* [TASK GOAL] Return every record below exactly as written, omitting any pictures.

━━━ SOURCE DATA

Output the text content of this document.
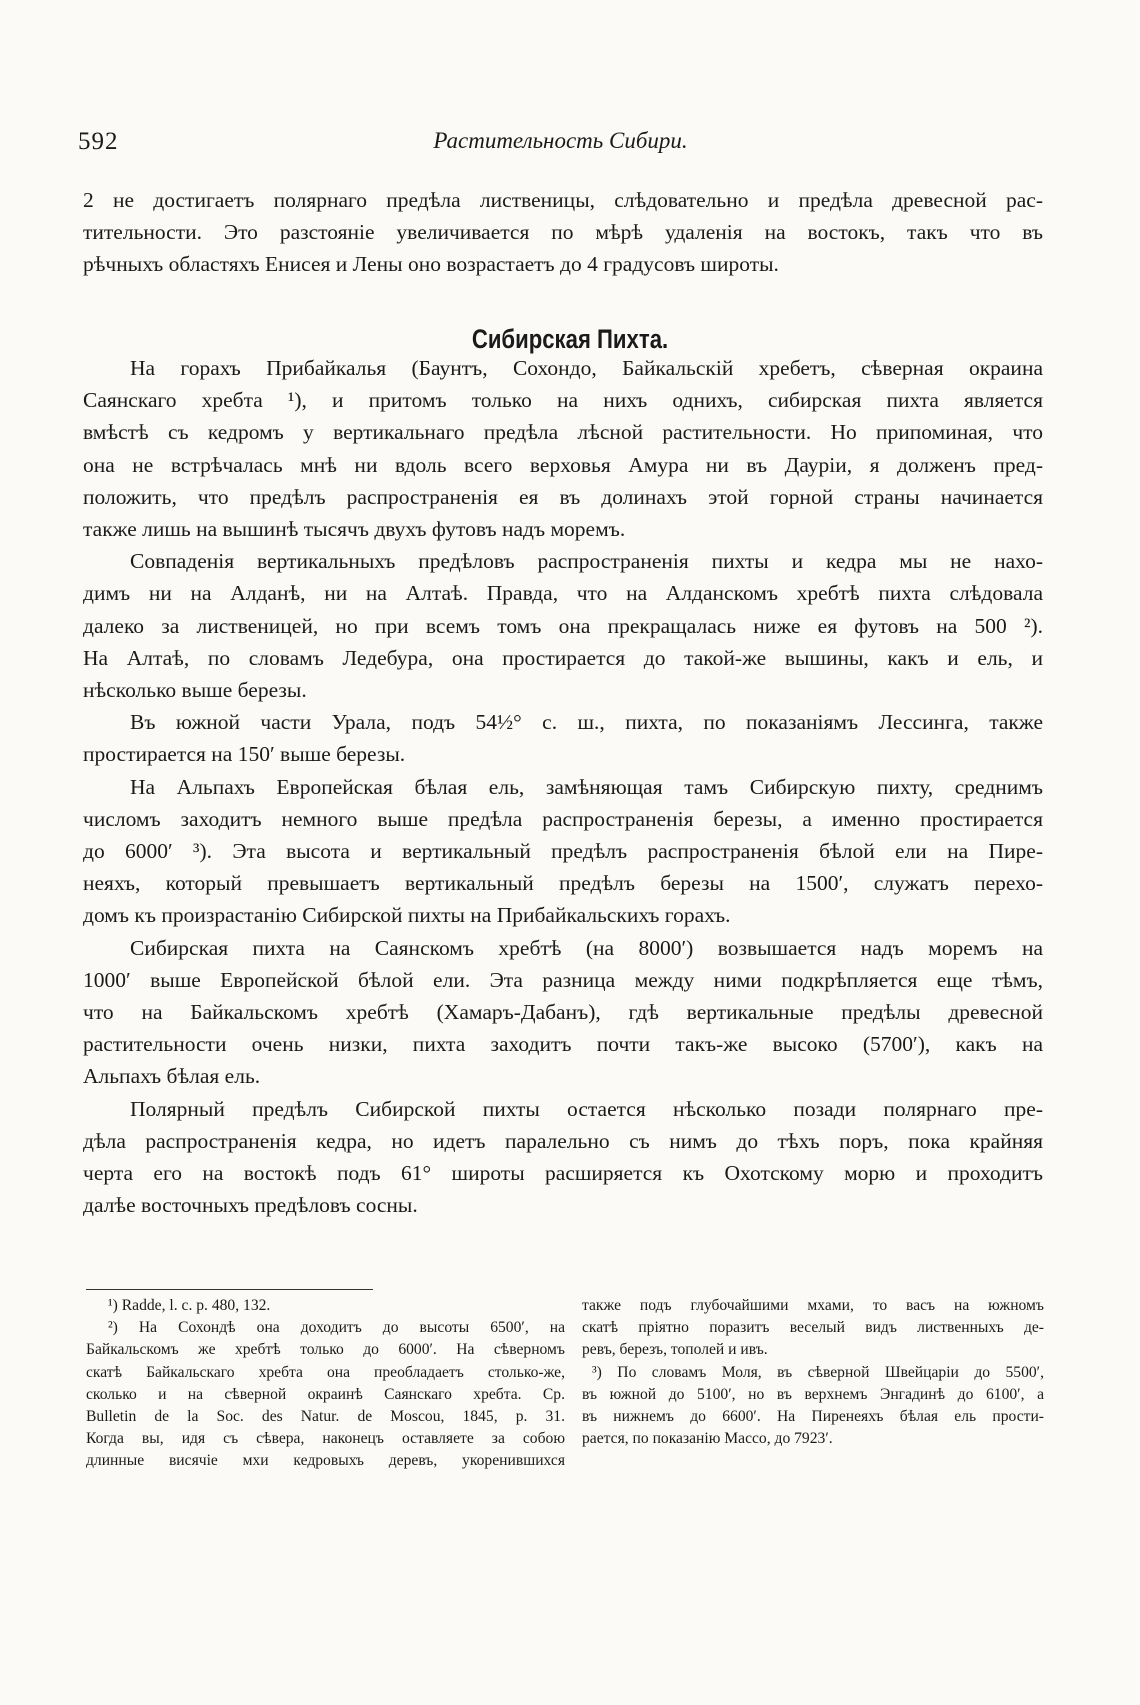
592	Растительность Сибири.

2 не достигаетъ полярнаго предѣла лиственицы, слѣдовательно и предѣла древесной рас-
тительности. Это разстояніе увеличивается по мѣрѣ удаленія на востокъ, такъ что въ
рѣчныхъ областяхъ Енисея и Лены оно возрастаетъ до 4 градусовъ широты.

Сибирская Пихта.

На горахъ Прибайкалья (Баунтъ, Сохондо, Байкальскій хребетъ, сѣверная окраина
Саянскаго хребта ¹), и притомъ только на нихъ однихъ, сибирская пихта является
вмѣстѣ съ кедромъ у вертикальнаго предѣла лѣсной растительности. Но припоминая, что
она не встрѣчалась мнѣ ни вдоль всего верховья Амура ни въ Дауріи, я долженъ пред-
положить, что предѣлъ распространенія ея въ долинахъ этой горной страны начинается
также лишь на вышинѣ тысячъ двухъ футовъ надъ моремъ.

Совпаденія вертикальныхъ предѣловъ распространенія пихты и кедра мы не нахо-
димъ ни на Алданѣ, ни на Алтаѣ. Правда, что на Алданскомъ хребтѣ пихта слѣдовала
далеко за лиственицей, но при всемъ томъ она прекращалась ниже ея футовъ на 500 ²).
На Алтаѣ, по словамъ Ледебура, она простирается до такой-же вышины, какъ и ель, и
нѣсколько выше березы.

Въ южной части Урала, подъ 54½° с. ш., пихта, по показаніямъ Лессинга, также
простирается на 150′ выше березы.

На Альпахъ Европейская бѣлая ель, замѣняющая тамъ Сибирскую пихту, среднимъ
числомъ заходитъ немного выше предѣла распространенія березы, а именно простирается
до 6000′ ³). Эта высота и вертикальный предѣлъ распространенія бѣлой ели на Пире-
неяхъ, который превышаетъ вертикальный предѣлъ березы на 1500′, служатъ перехо-
домъ къ произрастанію Сибирской пихты на Прибайкальскихъ горахъ.

Сибирская пихта на Саянскомъ хребтѣ (на 8000′) возвышается надъ моремъ на
1000′ выше Европейской бѣлой ели. Эта разница между ними подкрѣпляется еще тѣмъ,
что на Байкальскомъ хребтѣ (Хамаръ-Дабанъ), гдѣ вертикальные предѣлы древесной
растительности очень низки, пихта заходитъ почти такъ-же высоко (5700′), какъ на
Альпахъ бѣлая ель.

Полярный предѣлъ Сибирской пихты остается нѣсколько позади полярнаго пре-
дѣла распространенія кедра, но идетъ паралельно съ нимъ до тѣхъ поръ, пока крайняя
черта его на востокѣ подъ 61° широты расширяется къ Охотскому морю и проходитъ
далѣе восточныхъ предѣловъ сосны.

¹) Radde, l. c. p. 480, 132.
²) На Сохондѣ она доходитъ до высоты 6500′, на
Байкальскомъ же хребтѣ только до 6000′. На сѣверномъ
скатѣ Байкальскаго хребта она преобладаетъ столько-же,
сколько и на сѣверной окраинѣ Саянскаго хребта. Ср.
Bulletin de la Soc. des Natur. de Moscou, 1845, p. 31.
Когда вы, идя съ сѣвера, наконецъ оставляете за собою
длинные висячіе мхи кедровыхъ деревъ, укоренившихся
также подъ глубочайшими мхами, то васъ на южномъ
скатѣ пріятно поразитъ веселый видъ лиственныхъ де-
ревъ, березъ, тополей и ивъ.
³) По словамъ Моля, въ сѣверной Швейцаріи до 5500′,
въ южной до 5100′, но въ верхнемъ Энгадинѣ до 6100′, а
въ нижнемъ до 6600′. На Пиренеяхъ бѣлая ель прости-
рается, по показанію Массо, до 7923′.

━━━━━━

* [FINAL ANSWER]
Output the text content of this document.
592	Растительность Сибири.

2 не достигаетъ полярнаго предѣла лиственицы, слѣдовательно и предѣла древесной рас-
тительности. Это разстояніе увеличивается по мѣрѣ удаленія на востокъ, такъ что въ
рѣчныхъ областяхъ Енисея и Лены оно возрастаетъ до 4 градусовъ широты.

Сибирская Пихта.

На горахъ Прибайкалья (Баунтъ, Сохондо, Байкальскій хребетъ, сѣверная окраина
Саянскаго хребта ¹), и притомъ только на нихъ однихъ, сибирская пихта является
вмѣстѣ съ кедромъ у вертикальнаго предѣла лѣсной растительности. Но припоминая, что
она не встрѣчалась мнѣ ни вдоль всего верховья Амура ни въ Дауріи, я долженъ пред-
положить, что предѣлъ распространенія ея въ долинахъ этой горной страны начинается
также лишь на вышинѣ тысячъ двухъ футовъ надъ моремъ.

Совпаденія вертикальныхъ предѣловъ распространенія пихты и кедра мы не нахо-
димъ ни на Алданѣ, ни на Алтаѣ. Правда, что на Алданскомъ хребтѣ пихта слѣдовала
далеко за лиственицей, но при всемъ томъ она прекращалась ниже ея футовъ на 500 ²).
На Алтаѣ, по словамъ Ледебура, она простирается до такой-же вышины, какъ и ель, и
нѣсколько выше березы.

Въ южной части Урала, подъ 54½° с. ш., пихта, по показаніямъ Лессинга, также
простирается на 150′ выше березы.

На Альпахъ Европейская бѣлая ель, замѣняющая тамъ Сибирскую пихту, среднимъ
числомъ заходитъ немного выше предѣла распространенія березы, а именно простирается
до 6000′ ³). Эта высота и вертикальный предѣлъ распространенія бѣлой ели на Пире-
неяхъ, который превышаетъ вертикальный предѣлъ березы на 1500′, служатъ перехо-
домъ къ произрастанію Сибирской пихты на Прибайкальскихъ горахъ.

Сибирская пихта на Саянскомъ хребтѣ (на 8000′) возвышается надъ моремъ на
1000′ выше Европейской бѣлой ели. Эта разница между ними подкрѣпляется еще тѣмъ,
что на Байкальскомъ хребтѣ (Хамаръ-Дабанъ), гдѣ вертикальные предѣлы древесной
растительности очень низки, пихта заходитъ почти такъ-же высоко (5700′), какъ на
Альпахъ бѣлая ель.

Полярный предѣлъ Сибирской пихты остается нѣсколько позади полярнаго пре-
дѣла распространенія кедра, но идетъ паралельно съ нимъ до тѣхъ поръ, пока крайняя
черта его на востокѣ подъ 61° широты расширяется къ Охотскому морю и проходитъ
далѣе восточныхъ предѣловъ сосны.

¹) Radde, l. c. p. 480, 132.
²) На Сохондѣ она доходитъ до высоты 6500′, на
Байкальскомъ же хребтѣ только до 6000′. На сѣверномъ
скатѣ Байкальскаго хребта она преобладаетъ столько-же,
сколько и на сѣверной окраинѣ Саянскаго хребта. Ср.
Bulletin de la Soc. des Natur. de Moscou, 1845, p. 31.
Когда вы, идя съ сѣвера, наконецъ оставляете за собою
длинные висячіе мхи кедровыхъ деревъ, укоренившихся
также подъ глубочайшими мхами, то васъ на южномъ
скатѣ пріятно поразитъ веселый видъ лиственныхъ де-
ревъ, березъ, тополей и ивъ.
³) По словамъ Моля, въ сѣверной Швейцаріи до 5500′,
въ южной до 5100′, но въ верхнемъ Энгадинѣ до 6100′, а
въ нижнемъ до 6600′. На Пиренеяхъ бѣлая ель прости-
рается, по показанію Массо, до 7923′.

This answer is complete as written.